PROBLEM STATEMENT
Please report every line from the material that contains the word "duration".

# # # # # # #

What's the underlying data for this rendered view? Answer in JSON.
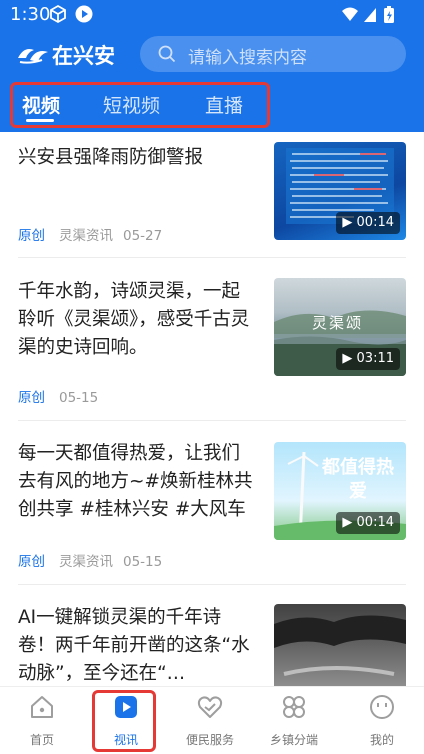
{
  "status_bar": {
    "time": "1:30"
  },
  "header": {
    "app_name": "在兴安",
    "search_placeholder": "请输入搜索内容",
    "tabs": [
      {
        "label": "视频",
        "active": true
      },
      {
        "label": "短视频",
        "active": false
      },
      {
        "label": "直播",
        "active": false
      }
    ]
  },
  "list": [
    {
      "title": "兴安县强降雨防御警报",
      "tag": "原创",
      "source": "灵渠资讯",
      "date": "05-27",
      "duration": "00:14",
      "thumb_text": ""
    },
    {
      "title": "千年水韵，诗颂灵渠，一起聆听《灵渠颂》，感受千古灵渠的史诗回响。",
      "tag": "原创",
      "source": "",
      "date": "05-15",
      "duration": "03:11",
      "thumb_text": "灵渠颂"
    },
    {
      "title": "每一天都值得热爱，让我们去有风的地方~#焕新桂林共创共享 #桂林兴安 #大风车",
      "tag": "原创",
      "source": "灵渠资讯",
      "date": "05-15",
      "duration": "00:14",
      "thumb_text": "都值得热爱"
    },
    {
      "title": "AI一键解锁灵渠的千年诗卷！两千年前开凿的这条“水动脉”，至今还在“…",
      "tag": "",
      "source": "",
      "date": "",
      "duration": "",
      "thumb_text": ""
    }
  ],
  "bottom_nav": [
    {
      "label": "首页",
      "icon": "home-icon",
      "active": false
    },
    {
      "label": "视讯",
      "icon": "play-icon",
      "active": true
    },
    {
      "label": "便民服务",
      "icon": "heart-hands-icon",
      "active": false
    },
    {
      "label": "乡镇分端",
      "icon": "clover-icon",
      "active": false
    },
    {
      "label": "我的",
      "icon": "smile-icon",
      "active": false
    }
  ],
  "colors": {
    "brand": "#1a73e8",
    "highlight": "#e53935"
  }
}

# # # # # # #

EXERCISE SOLUTION
      "duration": "00:14",
      "duration": "03:11",
      "duration": "00:14",
      "duration": "",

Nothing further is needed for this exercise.